WORK TO BE COMPLETED: Reproduce verbatim the lines of the records between the line holding "weather-description: 多云炎热，有短时（雷）阵雨: [491, 96, 567, 166]" and the line holding "wind-direction-arrow-icon: [424, 249, 442, 267]", both included.

________________________________________

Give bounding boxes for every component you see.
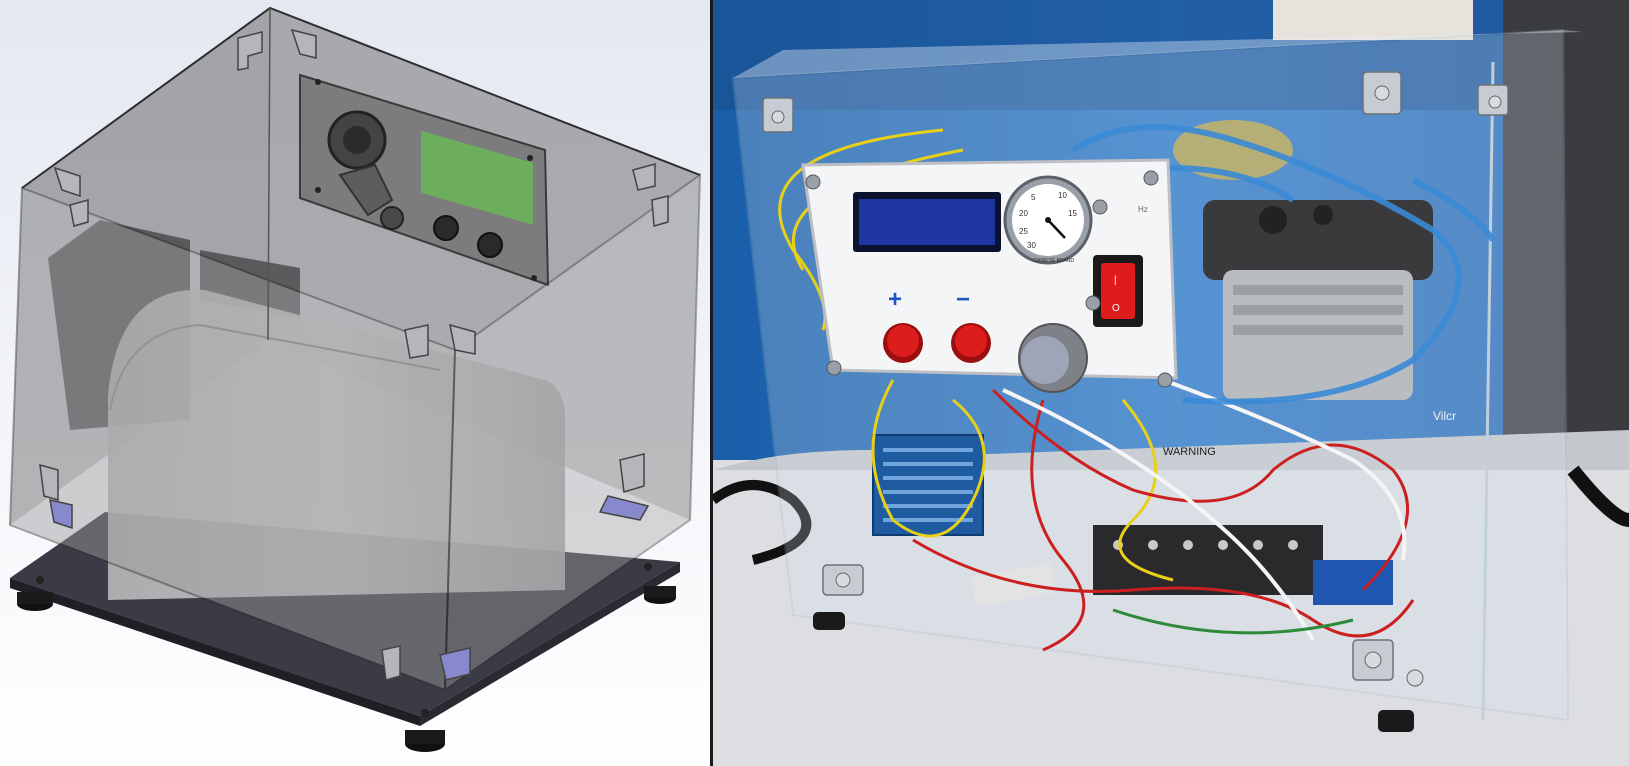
breakout-pins — [883, 448, 973, 522]
cad-knob-1 — [433, 215, 459, 241]
prototype-photo-panel: WARNING Vilcr 5 10 15 20 25 30 CHINESE B — [713, 0, 1629, 766]
prototype-photo: WARNING Vilcr 5 10 15 20 25 30 CHINESE B — [713, 0, 1629, 766]
photo-foot-right — [1378, 710, 1414, 732]
equipment-brand-label: Vilcr — [1433, 409, 1456, 423]
gauge-tick-30: 30 — [1027, 241, 1036, 250]
cad-lcd-screen — [421, 130, 533, 225]
compressor — [1173, 120, 1433, 400]
photo-foot-left — [813, 612, 845, 630]
power-cable — [713, 480, 812, 565]
front-panel: 5 10 15 20 25 30 CHINESE BRAND Hz | O + … — [801, 158, 1178, 393]
hz-label: Hz — [1138, 205, 1148, 214]
gauge-tick-15: 15 — [1068, 209, 1077, 218]
bench-items — [1273, 0, 1473, 40]
plus-label: + — [888, 286, 902, 313]
cad-valve — [338, 163, 394, 217]
cad-render-panel — [0, 0, 710, 766]
dark-equipment-right — [1503, 0, 1629, 470]
switch-on-mark: | — [1114, 275, 1117, 286]
enclosure-right-wall — [443, 173, 702, 692]
gauge-tick-20: 20 — [1019, 209, 1028, 218]
lcd-screen — [859, 199, 995, 245]
panel-divider — [710, 0, 713, 766]
cad-render — [0, 0, 710, 766]
cad-brackets — [39, 28, 669, 681]
gauge-brand: CHINESE BRAND — [1033, 258, 1075, 264]
blue-relay — [1313, 560, 1393, 605]
minus-label: − — [956, 286, 970, 313]
enclosure-front-wall — [8, 186, 457, 692]
cad-knob-2 — [477, 232, 503, 258]
gauge-tick-25: 25 — [1019, 227, 1028, 236]
compressor-body — [108, 289, 565, 600]
gauge-tick-5: 5 — [1031, 193, 1036, 202]
gauge-needle — [1047, 219, 1066, 239]
gauge-tick-10: 10 — [1058, 191, 1067, 200]
terminal-block — [1093, 525, 1323, 595]
warning-label: WARNING — [1163, 446, 1216, 458]
cad-control-panel — [299, 73, 550, 287]
switch-off-mark: O — [1112, 303, 1120, 314]
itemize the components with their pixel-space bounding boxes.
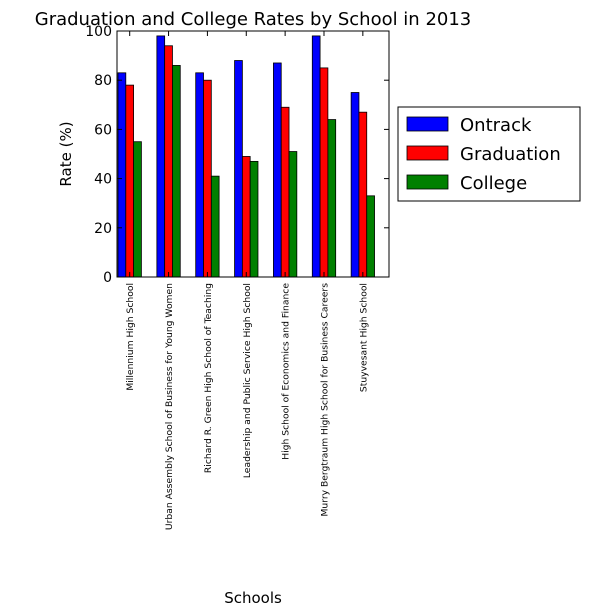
- y-tick-label: 40: [94, 172, 112, 188]
- legend-swatch-ontrack: [406, 116, 449, 132]
- bar-ontrack-7: [350, 92, 360, 278]
- bar-college-1: [133, 141, 142, 278]
- bar-graduation-5: [280, 106, 290, 278]
- x-tick-label: Millennium High School: [125, 283, 136, 391]
- legend-label-graduation: Graduation: [460, 144, 561, 165]
- legend-swatch-graduation: [406, 145, 449, 161]
- x-tick-label: Urban Assembly School of Business for Yo…: [164, 283, 175, 530]
- bar-graduation-4: [241, 156, 251, 278]
- bar-college-7: [366, 195, 375, 278]
- bar-ontrack-1: [117, 72, 127, 278]
- x-tick-label: Stuyvesant High School: [358, 283, 369, 392]
- x-axis-label: Schools: [224, 589, 282, 607]
- y-axis-label: Rate (%): [57, 121, 75, 186]
- bar-college-4: [249, 160, 259, 278]
- legend: Ontrack Graduation College: [397, 106, 581, 202]
- bar-ontrack-6: [311, 35, 321, 278]
- plot-frame: [116, 30, 390, 278]
- y-tick-label: 20: [94, 221, 112, 237]
- y-tick-label: 0: [103, 270, 112, 286]
- bar-graduation-6: [319, 67, 329, 278]
- bar-college-2: [172, 65, 181, 278]
- x-tick-label: Richard R. Green High School of Teaching: [203, 283, 214, 473]
- chart-title: Graduation and College Rates by School i…: [35, 9, 472, 30]
- bar-ontrack-2: [156, 35, 166, 278]
- bar-ontrack-5: [273, 62, 282, 278]
- legend-label-ontrack: Ontrack: [460, 115, 532, 136]
- bar-college-5: [288, 151, 298, 278]
- y-tick-label: 100: [85, 24, 112, 40]
- y-tick-label: 60: [94, 122, 112, 138]
- bar-graduation-2: [164, 45, 173, 278]
- bar-ontrack-4: [234, 60, 243, 278]
- bar-ontrack-3: [195, 72, 204, 278]
- y-tick-label: 80: [94, 73, 112, 89]
- bar-graduation-1: [125, 84, 135, 278]
- x-tick-label: High School of Economics and Finance: [281, 283, 292, 460]
- bar-graduation-3: [203, 79, 212, 278]
- bar-college-6: [327, 119, 337, 278]
- bar-college-3: [210, 175, 220, 278]
- x-tick-label: Murry Bergtraum High School for Business…: [319, 283, 330, 517]
- legend-swatch-college: [406, 174, 449, 190]
- legend-label-college: College: [460, 173, 527, 194]
- plot-area: 0 20 40 60 80 100 Millennium High School Urban …: [85, 24, 390, 530]
- bar-graduation-7: [358, 111, 368, 278]
- x-tick-label: Leadership and Public Service High Schoo…: [242, 283, 253, 478]
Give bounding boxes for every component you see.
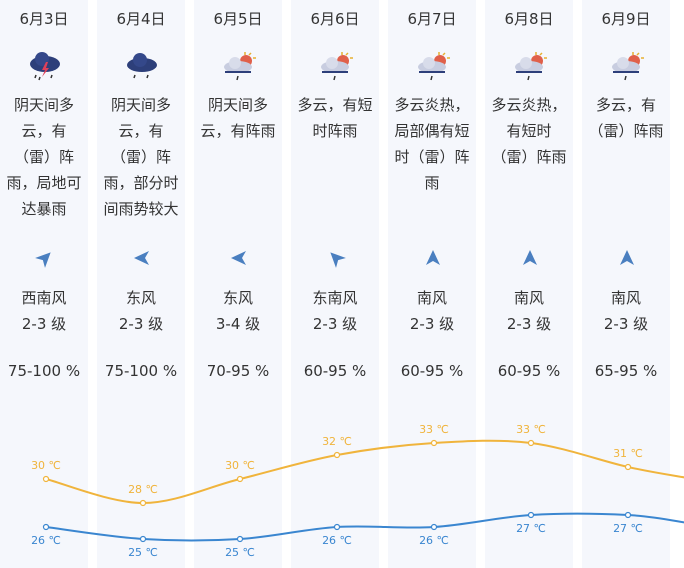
weather-description: 多云炎热，有短时（雷）阵雨: [491, 96, 567, 166]
thunderstorm-rain-icon: [27, 50, 63, 84]
wind-direction: 南风: [513, 289, 544, 307]
day-column: 6月6日 多云，有短时阵雨 东南风 2-3 级 60-95 %: [291, 0, 379, 568]
wind-direction: 南风: [610, 289, 641, 307]
high-temp-point: [333, 451, 341, 459]
wind-direction: 东风: [222, 289, 253, 307]
wind-direction: 东南风: [312, 289, 358, 307]
weather-description: 多云，有短时阵雨: [297, 96, 373, 140]
high-temp-label: 28 ℃: [128, 483, 158, 496]
day-column: 6月5日 阴天间多云，有阵雨 东风 3-4 级 70-95 %: [194, 0, 282, 568]
rain-cloud-icon: [124, 50, 160, 84]
day-column: 6月8日 多云炎热，有短时（雷）阵雨 南风 2-3 级 60-95 %: [485, 0, 573, 568]
wind-direction-arrow-icon: [618, 249, 636, 267]
wind-level: 2-3 级: [118, 315, 164, 333]
wind-direction-arrow-icon: [230, 249, 248, 267]
wind-direction-arrow-icon: [424, 249, 442, 267]
day-column: 6月7日 多云炎热，局部偶有短时（雷）阵雨 南风 2-3 级 60-95 %: [388, 0, 476, 568]
low-temp-point: [430, 523, 438, 531]
weather-description: 多云炎热，局部偶有短时（雷）阵雨: [394, 96, 470, 192]
low-temp-point: [527, 511, 535, 519]
wind-direction-arrow-icon: [521, 249, 539, 267]
day-date: 6月4日: [116, 10, 166, 28]
wind-level: 2-3 级: [409, 315, 455, 333]
sun-cloud-rain-icon: [318, 50, 354, 84]
sun-cloud-rain-icon: [221, 50, 257, 84]
wind-direction-arrow-icon: [32, 245, 57, 270]
high-temp-point: [42, 475, 50, 483]
wind-direction: 西南风: [21, 289, 67, 307]
low-temp-label: 25 ℃: [128, 546, 158, 559]
wind-direction-arrow-icon: [323, 245, 348, 270]
weather-description: 阴天间多云，有（雷）阵雨，部分时间雨势较大: [103, 96, 179, 218]
weather-description: 阴天间多云，有（雷）阵雨，局地可达暴雨: [6, 96, 82, 218]
humidity: 75-100 %: [104, 362, 178, 380]
low-temp-label: 25 ℃: [225, 546, 255, 559]
low-temp-point: [139, 535, 147, 543]
humidity: 60-95 %: [400, 362, 464, 380]
day-date: 6月5日: [213, 10, 263, 28]
wind-level: 2-3 级: [603, 315, 649, 333]
day-column: 6月4日 阴天间多云，有（雷）阵雨，部分时间雨势较大 东风 2-3 级 75-1…: [97, 0, 185, 568]
day-date: 6月6日: [310, 10, 360, 28]
day-date: 6月8日: [504, 10, 554, 28]
sun-cloud-rain-icon: [609, 50, 645, 84]
high-temp-label: 32 ℃: [322, 435, 352, 448]
day-date: 6月9日: [601, 10, 651, 28]
high-temp-point: [527, 439, 535, 447]
day-column: 6月3日 阴天间多云，有（雷）阵雨，局地可达暴雨 西南风 2-3 级 75-10…: [0, 0, 88, 568]
low-temp-line: [45, 512, 684, 542]
day-date: 6月7日: [407, 10, 457, 28]
humidity: 60-95 %: [303, 362, 367, 380]
day-date: 6月3日: [19, 10, 69, 28]
wind-level: 3-4 级: [215, 315, 261, 333]
high-temp-point: [139, 499, 147, 507]
weather-description: 多云，有（雷）阵雨: [588, 96, 664, 140]
wind-direction: 东风: [125, 289, 156, 307]
humidity: 75-100 %: [7, 362, 81, 380]
low-temp-label: 27 ℃: [613, 522, 643, 535]
high-temp-label: 30 ℃: [225, 459, 255, 472]
low-temp-point: [624, 511, 632, 519]
low-temp-point: [236, 535, 244, 543]
low-temp-label: 26 ℃: [419, 534, 449, 547]
low-temp-point: [42, 523, 50, 531]
wind-direction: 南风: [416, 289, 447, 307]
low-temp-point: [333, 523, 341, 531]
wind-direction-arrow-icon: [133, 249, 151, 267]
high-temp-label: 31 ℃: [613, 447, 643, 460]
humidity: 60-95 %: [497, 362, 561, 380]
high-temp-label: 33 ℃: [419, 423, 449, 436]
high-temp-point: [430, 439, 438, 447]
high-temp-label: 33 ℃: [516, 423, 546, 436]
wind-level: 2-3 级: [21, 315, 67, 333]
low-temp-label: 26 ℃: [322, 534, 352, 547]
high-temp-label: 30 ℃: [31, 459, 61, 472]
low-temp-label: 26 ℃: [31, 534, 61, 547]
sun-cloud-rain-icon: [415, 50, 451, 84]
high-temp-point: [236, 475, 244, 483]
wind-level: 2-3 级: [312, 315, 358, 333]
humidity: 65-95 %: [594, 362, 658, 380]
low-temp-label: 27 ℃: [516, 522, 546, 535]
sun-cloud-rain-icon: [512, 50, 548, 84]
humidity: 70-95 %: [206, 362, 270, 380]
high-temp-point: [624, 463, 632, 471]
wind-level: 2-3 级: [506, 315, 552, 333]
weather-description: 阴天间多云，有阵雨: [200, 96, 276, 140]
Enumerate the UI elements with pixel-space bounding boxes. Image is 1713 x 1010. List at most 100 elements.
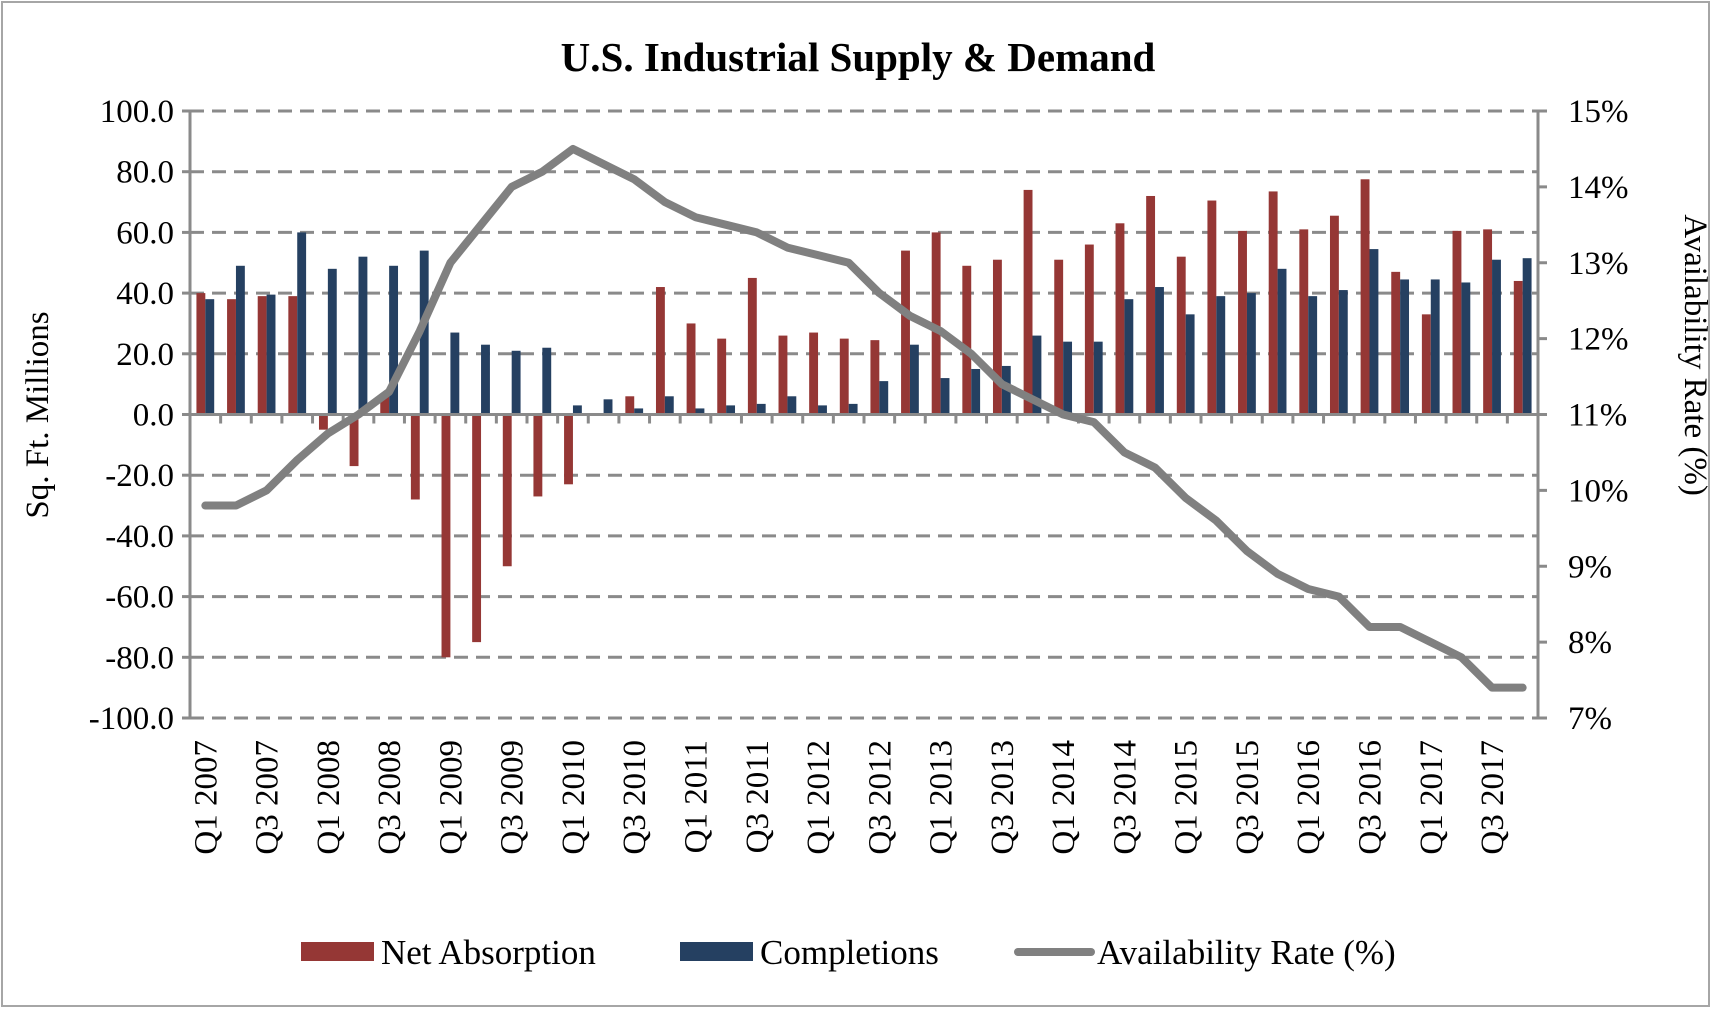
net-absorption-bar [196,293,206,415]
completions-bar [266,294,276,415]
chart-title: U.S. Industrial Supply & Demand [561,34,1156,80]
y2-tick-label: 14% [1568,170,1629,206]
x-tick-label: Q3 2017 [1475,740,1511,855]
x-tick-label: Q1 2012 [801,740,837,855]
completions-bar [481,344,490,415]
x-tick-label: Q1 2009 [433,740,469,855]
net-absorption-bar [1391,271,1401,415]
x-tick-label: Q1 2013 [924,740,960,855]
completions-bar [818,405,827,415]
y-axis-ticks: 100.0 80.0 60.0 40.0 20.0 0.0 -20.0 -40.0 -60.0 -… [89,94,174,737]
net-absorption-bar [901,250,910,415]
completions-bar [1032,335,1042,415]
x-tick-label: Q3 2011 [740,740,776,853]
net-absorption-bar [1483,229,1493,415]
completions-bar [572,405,582,415]
legend: Net Absorption Completions Availability … [301,933,1396,972]
completions-bar [1185,314,1195,415]
completions-bar [1461,282,1471,415]
net-absorption-bar [962,265,972,415]
x-tick-label: Q1 2015 [1169,740,1205,855]
legend-swatch-completions [680,942,753,961]
net-absorption-bar [1146,195,1156,415]
x-tick-label: Q3 2010 [617,740,653,855]
completions-bar [1400,279,1410,415]
axes [182,109,1547,720]
completions-bar [1093,341,1103,415]
net-absorption-bar [655,287,665,415]
net-absorption-bar [992,259,1002,415]
net-absorption-bar [410,414,420,500]
completions-bar [603,399,613,415]
y-tick-label: 100.0 [100,94,174,130]
completions-bar [511,350,521,415]
completions-bar [971,368,981,415]
net-absorption-bar [870,340,880,415]
completions-bar [1522,258,1532,415]
net-absorption-bar [809,332,819,415]
y2-axis-label: Availability Rate (%) [1677,214,1713,496]
x-tick-label: Q1 2017 [1414,740,1450,855]
x-axis-ticks: Q1 2007 Q3 2007 Q1 2008 Q3 2008 Q1 2009 Q3 20… [188,740,1511,855]
completions-bar [542,347,552,415]
y-tick-label: 60.0 [116,215,174,251]
y2-tick-label: 8% [1568,625,1612,661]
x-tick-label: Q1 2014 [1046,740,1082,855]
x-tick-label: Q3 2014 [1107,740,1143,855]
completions-bar [1308,296,1318,415]
y2-axis-ticks: 15% 14% 13% 12% 11% 10% 9% 8% 7% [1568,94,1629,737]
net-absorption-bar [931,232,941,415]
x-tick-label: Q3 2012 [862,740,898,855]
y-tick-label: -40.0 [105,519,174,555]
legend-label-net-absorption: Net Absorption [381,933,596,972]
net-absorption-bar [1452,230,1462,415]
y-axis-label: Sq. Ft. Millions [20,311,56,518]
completions-bar [1430,279,1440,415]
net-absorption-bar [288,296,298,415]
net-absorption-bar [1084,244,1094,415]
net-absorption-bar [1023,189,1033,415]
y2-tick-label: 13% [1568,246,1629,282]
y-tick-label: -20.0 [105,458,174,494]
net-absorption-bar [686,323,696,415]
net-absorption-bar [349,414,359,467]
x-tick-label: Q3 2009 [495,740,531,855]
y-tick-label: 80.0 [116,155,174,191]
y-tick-label: 40.0 [116,276,174,312]
legend-label-completions: Completions [760,933,939,972]
legend-label-availability: Availability Rate (%) [1097,933,1396,972]
completions-bar [787,396,797,415]
net-absorption-bar [1176,256,1186,415]
net-absorption-bar [1329,215,1339,415]
completions-bar [879,381,889,415]
x-tick-label: Q3 2015 [1230,740,1266,855]
y-tick-label: 20.0 [116,337,174,373]
completions-bar [1492,259,1501,415]
net-absorption-bar [1268,191,1278,415]
x-tick-label: Q3 2013 [985,740,1021,855]
completions-bar [909,344,919,415]
x-tick-label: Q3 2008 [372,740,408,855]
net-absorption-bar [778,335,788,415]
x-tick-label: Q3 2016 [1353,740,1389,855]
y2-tick-label: 9% [1568,549,1612,585]
net-absorption-bar [472,414,482,643]
completions-bar [664,396,674,415]
net-absorption-bar [380,396,390,415]
net-absorption-bar [318,414,328,430]
completions-bar [1338,290,1348,415]
x-tick-label: Q1 2011 [679,740,715,853]
y2-tick-label: 11% [1568,398,1627,434]
completions-bar [756,403,766,415]
x-tick-label: Q1 2007 [188,740,224,855]
y-tick-label: -60.0 [105,580,174,616]
net-absorption-bar [717,338,727,415]
x-tick-label: Q3 2007 [250,740,286,855]
net-absorption-bar [1421,314,1431,415]
net-absorption-bar [1054,259,1064,415]
net-absorption-bar [564,414,573,485]
completions-bar [297,232,307,415]
net-absorption-bar [1238,230,1247,415]
bars [196,179,1532,658]
net-absorption-bar [1360,179,1370,415]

________________________________________

SOLUTION TO THIS EXERCISE:
weather-description: 多云炎热，有短时（雷）阵雨: [491, 96, 567, 166]
thunderstorm-rain-icon: [27, 50, 63, 84]
wind-direction: 南风: [513, 289, 544, 307]
day-column: 6月6日 多云，有短时阵雨 东南风 2-3 级 60-95 %: [291, 0, 379, 568]
wind-direction: 南风: [610, 289, 641, 307]
high-temp-point: [333, 451, 341, 459]
wind-direction: 东风: [222, 289, 253, 307]
wind-direction: 东南风: [312, 289, 358, 307]
weather-description: 多云，有短时阵雨: [297, 96, 373, 140]
high-temp-label: 28 ℃: [128, 483, 158, 496]
day-column: 6月5日 阴天间多云，有阵雨 东风 3-4 级 70-95 %: [194, 0, 282, 568]
rain-cloud-icon: [124, 50, 160, 84]
day-column: 6月8日 多云炎热，有短时（雷）阵雨 南风 2-3 级 60-95 %: [485, 0, 573, 568]
wind-direction-arrow-icon: [618, 249, 636, 267]
wind-level: 2-3 级: [118, 315, 164, 333]
wind-direction-arrow-icon: [230, 249, 248, 267]
wind-direction-arrow-icon: [424, 249, 442, 267]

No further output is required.